Listing start

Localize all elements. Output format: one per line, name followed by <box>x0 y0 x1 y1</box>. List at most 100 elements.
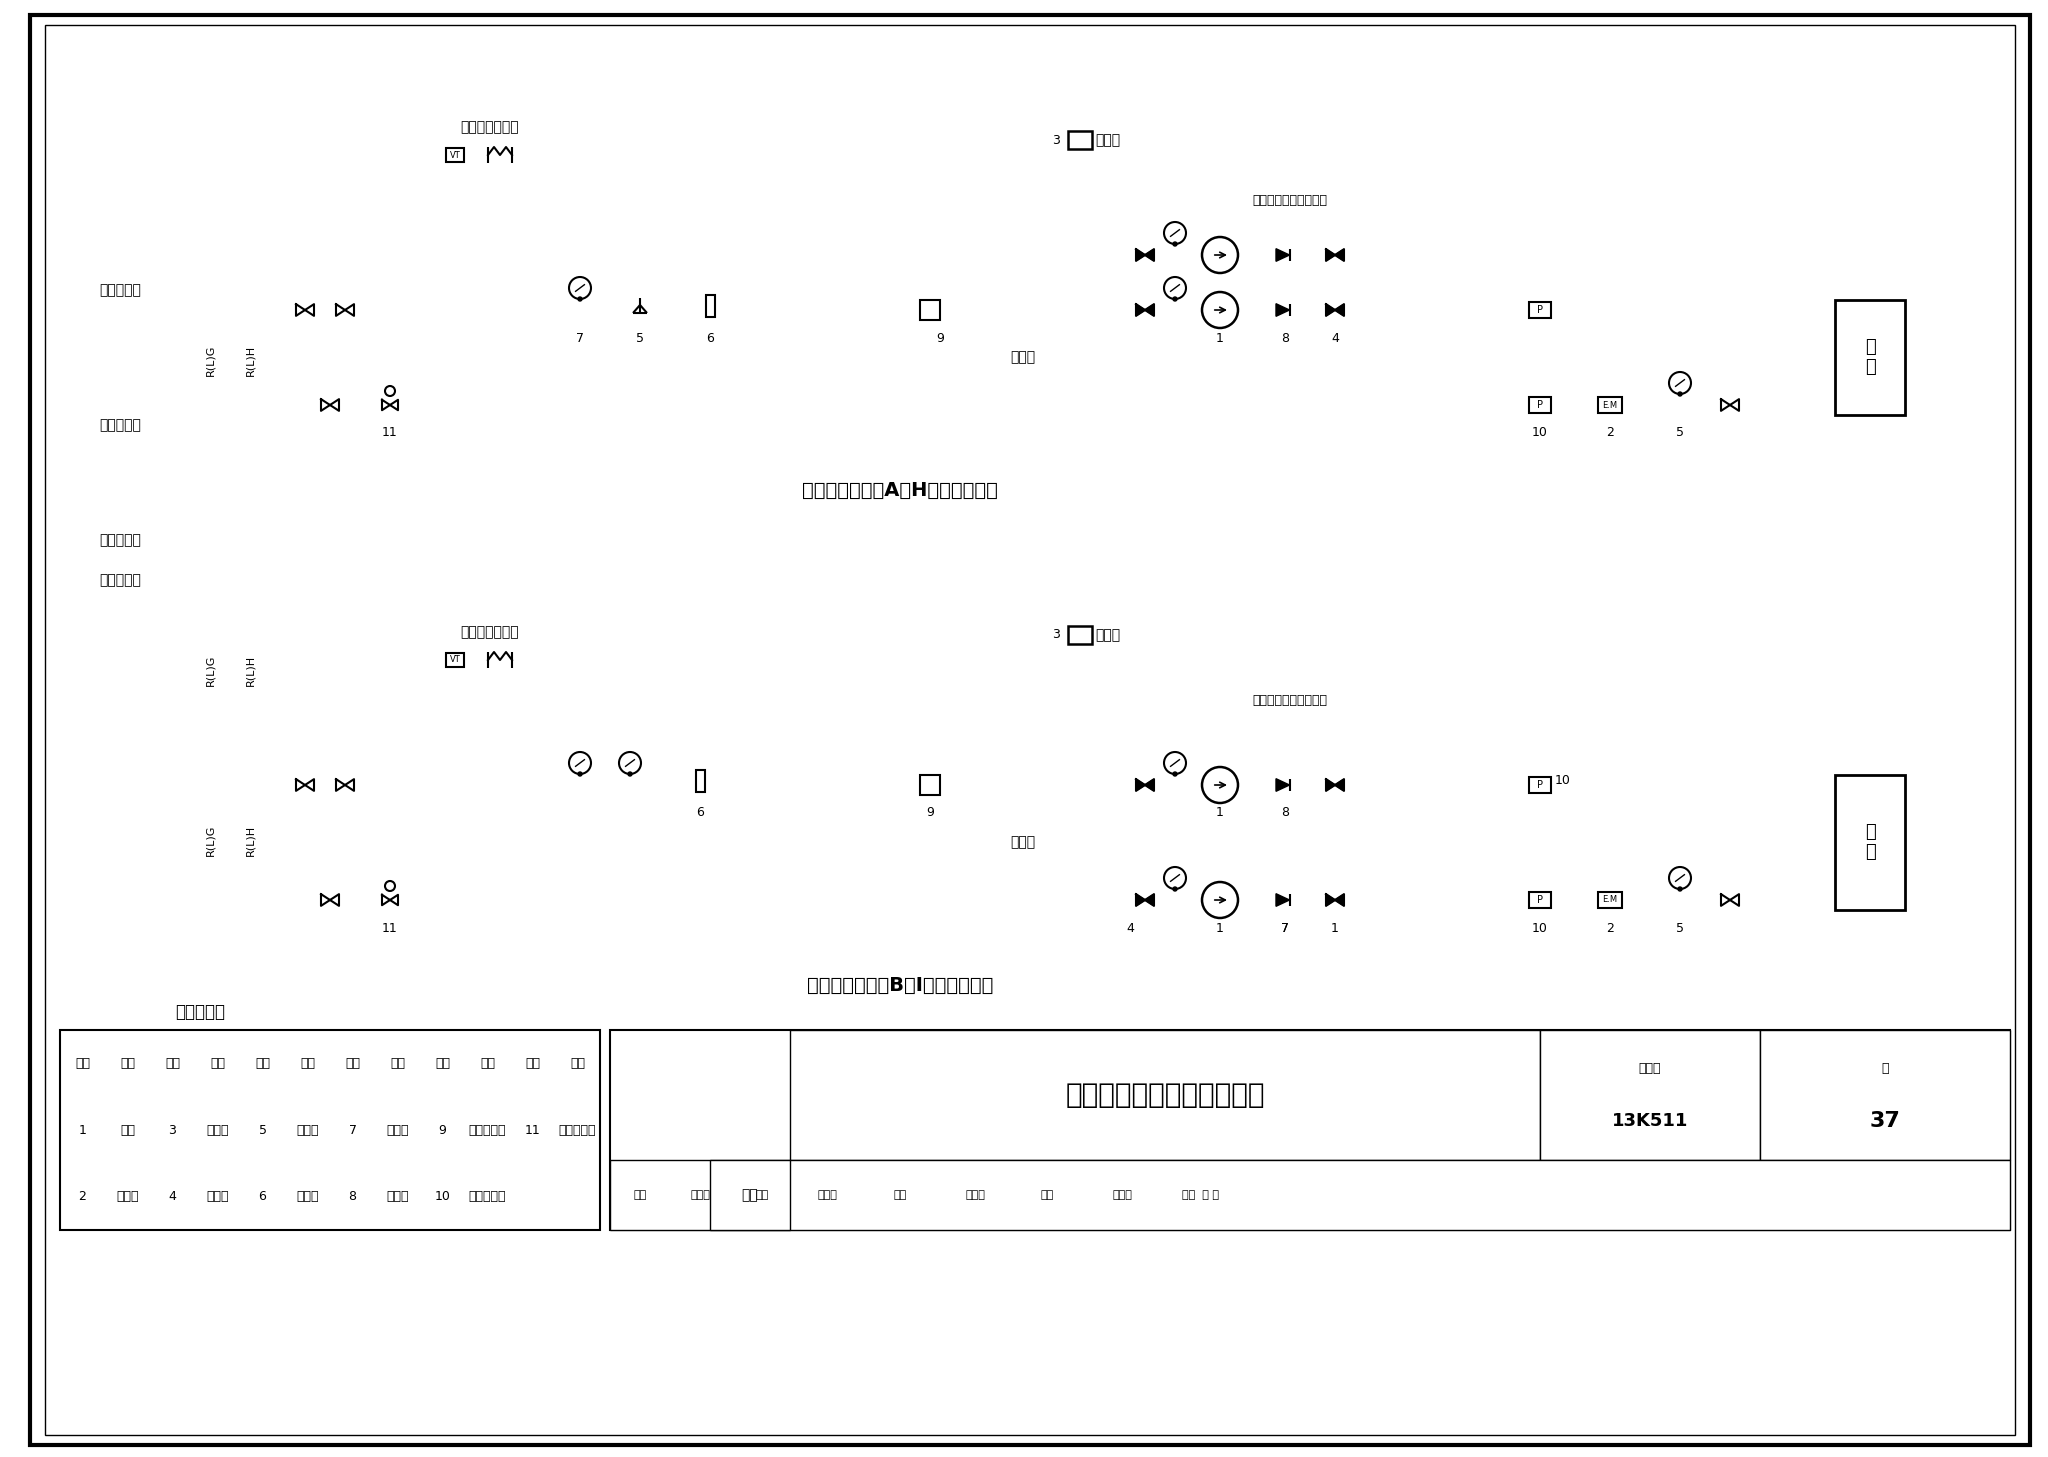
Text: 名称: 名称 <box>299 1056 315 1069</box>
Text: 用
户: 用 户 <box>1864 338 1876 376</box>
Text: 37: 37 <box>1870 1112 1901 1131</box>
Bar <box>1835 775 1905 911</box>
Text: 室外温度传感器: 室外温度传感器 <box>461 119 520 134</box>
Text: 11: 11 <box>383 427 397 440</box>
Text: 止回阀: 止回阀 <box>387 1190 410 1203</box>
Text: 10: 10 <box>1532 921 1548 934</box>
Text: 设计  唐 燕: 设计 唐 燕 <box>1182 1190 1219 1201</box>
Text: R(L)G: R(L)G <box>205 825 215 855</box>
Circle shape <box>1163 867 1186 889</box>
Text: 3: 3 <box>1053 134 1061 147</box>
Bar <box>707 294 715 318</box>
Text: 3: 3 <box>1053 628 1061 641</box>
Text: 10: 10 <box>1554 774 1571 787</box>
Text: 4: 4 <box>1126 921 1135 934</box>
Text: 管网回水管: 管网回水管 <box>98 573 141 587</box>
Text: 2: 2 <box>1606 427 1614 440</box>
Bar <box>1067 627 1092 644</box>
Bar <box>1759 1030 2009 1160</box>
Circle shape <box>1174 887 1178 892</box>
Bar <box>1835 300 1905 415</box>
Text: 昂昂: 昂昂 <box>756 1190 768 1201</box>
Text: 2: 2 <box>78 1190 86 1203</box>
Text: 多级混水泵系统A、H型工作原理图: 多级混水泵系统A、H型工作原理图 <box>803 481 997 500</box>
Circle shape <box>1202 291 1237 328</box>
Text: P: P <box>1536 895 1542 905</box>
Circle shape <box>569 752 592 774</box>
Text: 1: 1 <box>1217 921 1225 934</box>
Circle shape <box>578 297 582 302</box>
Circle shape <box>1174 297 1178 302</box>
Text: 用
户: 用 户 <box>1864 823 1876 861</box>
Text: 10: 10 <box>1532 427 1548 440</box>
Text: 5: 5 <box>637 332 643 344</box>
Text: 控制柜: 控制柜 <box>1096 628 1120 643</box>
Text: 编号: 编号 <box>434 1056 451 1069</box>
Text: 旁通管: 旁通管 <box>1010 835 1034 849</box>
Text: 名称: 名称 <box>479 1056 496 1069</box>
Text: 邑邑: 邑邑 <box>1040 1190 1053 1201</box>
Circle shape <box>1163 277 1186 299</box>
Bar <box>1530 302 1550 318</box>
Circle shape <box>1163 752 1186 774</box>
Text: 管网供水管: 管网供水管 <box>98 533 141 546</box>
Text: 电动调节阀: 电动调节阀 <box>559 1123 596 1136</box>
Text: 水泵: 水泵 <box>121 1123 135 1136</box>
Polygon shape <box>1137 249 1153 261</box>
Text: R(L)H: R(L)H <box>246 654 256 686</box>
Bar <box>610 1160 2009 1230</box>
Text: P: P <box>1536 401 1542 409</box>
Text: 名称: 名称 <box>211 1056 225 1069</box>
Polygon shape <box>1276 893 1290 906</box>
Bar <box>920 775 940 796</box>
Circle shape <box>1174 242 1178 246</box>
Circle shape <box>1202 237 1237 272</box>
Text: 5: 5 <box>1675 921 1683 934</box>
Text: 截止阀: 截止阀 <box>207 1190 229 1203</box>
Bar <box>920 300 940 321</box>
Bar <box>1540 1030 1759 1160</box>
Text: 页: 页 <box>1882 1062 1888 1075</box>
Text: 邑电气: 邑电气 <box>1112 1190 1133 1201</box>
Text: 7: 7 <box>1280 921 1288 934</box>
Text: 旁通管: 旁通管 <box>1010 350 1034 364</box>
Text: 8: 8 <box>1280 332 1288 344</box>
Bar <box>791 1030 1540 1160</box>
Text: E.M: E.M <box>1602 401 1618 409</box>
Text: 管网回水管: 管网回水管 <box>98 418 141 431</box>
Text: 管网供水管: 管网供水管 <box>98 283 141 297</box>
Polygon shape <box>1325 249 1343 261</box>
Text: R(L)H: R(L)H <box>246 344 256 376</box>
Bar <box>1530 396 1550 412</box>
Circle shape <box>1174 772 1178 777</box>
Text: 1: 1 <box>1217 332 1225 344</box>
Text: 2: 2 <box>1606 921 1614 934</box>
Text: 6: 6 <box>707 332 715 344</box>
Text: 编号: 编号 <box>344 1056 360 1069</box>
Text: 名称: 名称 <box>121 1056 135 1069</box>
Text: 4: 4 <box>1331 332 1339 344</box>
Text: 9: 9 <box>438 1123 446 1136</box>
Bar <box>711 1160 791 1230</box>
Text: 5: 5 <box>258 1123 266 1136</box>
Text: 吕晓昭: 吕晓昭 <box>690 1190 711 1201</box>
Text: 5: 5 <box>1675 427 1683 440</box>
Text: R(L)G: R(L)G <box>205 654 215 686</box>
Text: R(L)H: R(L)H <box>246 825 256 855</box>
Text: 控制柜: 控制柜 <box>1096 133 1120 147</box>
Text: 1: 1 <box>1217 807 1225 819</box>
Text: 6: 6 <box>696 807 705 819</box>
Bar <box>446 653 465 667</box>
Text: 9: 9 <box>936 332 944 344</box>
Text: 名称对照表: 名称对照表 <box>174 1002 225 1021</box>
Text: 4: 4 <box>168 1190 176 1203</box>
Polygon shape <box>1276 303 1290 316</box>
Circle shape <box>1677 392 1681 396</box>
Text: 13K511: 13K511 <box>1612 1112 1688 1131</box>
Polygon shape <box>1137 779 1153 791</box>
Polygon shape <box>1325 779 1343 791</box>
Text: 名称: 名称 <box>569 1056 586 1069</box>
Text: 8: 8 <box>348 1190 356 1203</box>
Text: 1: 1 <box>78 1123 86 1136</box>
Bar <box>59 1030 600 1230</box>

Listing end
Listing start

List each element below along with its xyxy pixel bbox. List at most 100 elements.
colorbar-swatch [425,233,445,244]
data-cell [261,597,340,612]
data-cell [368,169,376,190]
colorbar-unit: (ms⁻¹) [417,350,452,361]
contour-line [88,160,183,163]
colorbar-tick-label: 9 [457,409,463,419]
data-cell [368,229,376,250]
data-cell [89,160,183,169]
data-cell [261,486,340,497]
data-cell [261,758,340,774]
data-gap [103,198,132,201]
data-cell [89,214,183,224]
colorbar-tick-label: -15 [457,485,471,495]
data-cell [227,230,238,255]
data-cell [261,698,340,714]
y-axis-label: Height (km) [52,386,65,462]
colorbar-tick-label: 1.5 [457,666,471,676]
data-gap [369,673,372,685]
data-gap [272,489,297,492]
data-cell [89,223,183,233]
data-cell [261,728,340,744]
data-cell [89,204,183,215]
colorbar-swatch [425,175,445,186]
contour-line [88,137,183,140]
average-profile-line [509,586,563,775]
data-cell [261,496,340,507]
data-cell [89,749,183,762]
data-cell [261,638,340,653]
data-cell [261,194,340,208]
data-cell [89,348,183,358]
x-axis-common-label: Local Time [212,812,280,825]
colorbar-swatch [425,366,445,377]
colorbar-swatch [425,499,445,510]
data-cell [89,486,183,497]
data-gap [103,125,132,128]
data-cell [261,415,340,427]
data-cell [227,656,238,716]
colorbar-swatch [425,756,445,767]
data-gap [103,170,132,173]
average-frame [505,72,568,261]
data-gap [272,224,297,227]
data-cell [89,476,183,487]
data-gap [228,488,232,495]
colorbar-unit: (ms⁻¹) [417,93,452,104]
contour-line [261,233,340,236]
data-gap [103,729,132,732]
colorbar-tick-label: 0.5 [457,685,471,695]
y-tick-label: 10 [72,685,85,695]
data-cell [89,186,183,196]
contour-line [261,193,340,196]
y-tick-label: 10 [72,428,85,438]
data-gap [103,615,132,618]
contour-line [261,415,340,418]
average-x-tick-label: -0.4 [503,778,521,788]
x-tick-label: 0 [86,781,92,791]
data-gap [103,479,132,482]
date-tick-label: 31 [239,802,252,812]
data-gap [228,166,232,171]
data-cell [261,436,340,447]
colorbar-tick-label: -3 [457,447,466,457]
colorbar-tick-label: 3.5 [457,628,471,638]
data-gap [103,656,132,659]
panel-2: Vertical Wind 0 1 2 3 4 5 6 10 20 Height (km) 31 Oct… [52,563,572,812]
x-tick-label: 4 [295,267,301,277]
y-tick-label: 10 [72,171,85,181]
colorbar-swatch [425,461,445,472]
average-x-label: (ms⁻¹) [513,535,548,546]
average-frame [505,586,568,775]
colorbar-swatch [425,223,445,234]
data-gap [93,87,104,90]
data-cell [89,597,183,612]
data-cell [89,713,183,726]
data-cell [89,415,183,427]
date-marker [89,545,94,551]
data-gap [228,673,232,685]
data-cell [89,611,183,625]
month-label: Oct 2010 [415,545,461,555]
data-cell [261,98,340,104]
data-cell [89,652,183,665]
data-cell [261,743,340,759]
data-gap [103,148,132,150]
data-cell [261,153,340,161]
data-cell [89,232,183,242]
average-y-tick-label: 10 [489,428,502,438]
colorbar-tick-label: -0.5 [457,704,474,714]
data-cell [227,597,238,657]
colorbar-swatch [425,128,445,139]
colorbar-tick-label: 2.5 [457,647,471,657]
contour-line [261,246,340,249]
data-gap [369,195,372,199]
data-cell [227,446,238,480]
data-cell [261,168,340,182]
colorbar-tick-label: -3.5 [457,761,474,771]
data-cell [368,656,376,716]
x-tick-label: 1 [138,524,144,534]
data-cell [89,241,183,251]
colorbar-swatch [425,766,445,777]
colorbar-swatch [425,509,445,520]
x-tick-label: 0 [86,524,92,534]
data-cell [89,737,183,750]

Listing end

** The exercise **
Reproduce the rows that open with the line containing "List each element" and close with the line containing "data-gap [103,615,132,618]", swapping "colorbar-swatch" for "legend-swatch" and leaving everything else unchanged.

** Correct answer **
List each element below along with its xyxy pixel bbox. List at most 100 elements.
legend-swatch [425,233,445,244]
data-cell [261,597,340,612]
data-cell [368,169,376,190]
colorbar-unit: (ms⁻¹) [417,350,452,361]
contour-line [88,160,183,163]
colorbar-tick-label: 9 [457,409,463,419]
data-cell [368,229,376,250]
data-cell [89,160,183,169]
data-cell [261,486,340,497]
data-cell [261,758,340,774]
data-gap [103,198,132,201]
data-cell [89,214,183,224]
colorbar-tick-label: -15 [457,485,471,495]
data-cell [227,230,238,255]
data-cell [261,698,340,714]
y-axis-label: Height (km) [52,386,65,462]
colorbar-tick-label: 1.5 [457,666,471,676]
data-gap [369,673,372,685]
data-gap [272,489,297,492]
data-cell [89,223,183,233]
data-cell [261,728,340,744]
data-cell [89,204,183,215]
legend-swatch [425,175,445,186]
contour-line [88,137,183,140]
average-profile-line [509,586,563,775]
data-cell [261,496,340,507]
data-cell [89,749,183,762]
data-cell [261,638,340,653]
data-cell [261,194,340,208]
data-cell [89,348,183,358]
x-axis-common-label: Local Time [212,812,280,825]
legend-swatch [425,366,445,377]
legend-swatch [425,499,445,510]
data-cell [89,486,183,497]
data-gap [103,125,132,128]
data-cell [261,415,340,427]
data-cell [227,656,238,716]
legend-swatch [425,756,445,767]
data-gap [103,170,132,173]
average-frame [505,72,568,261]
data-gap [272,224,297,227]
data-cell [89,476,183,487]
data-gap [228,488,232,495]
colorbar-unit: (ms⁻¹) [417,93,452,104]
contour-line [261,233,340,236]
data-gap [103,729,132,732]
colorbar-tick-label: 0.5 [457,685,471,695]
y-tick-label: 10 [72,685,85,695]
data-cell [89,186,183,196]
contour-line [261,193,340,196]
y-tick-label: 10 [72,428,85,438]
data-gap [103,615,132,618]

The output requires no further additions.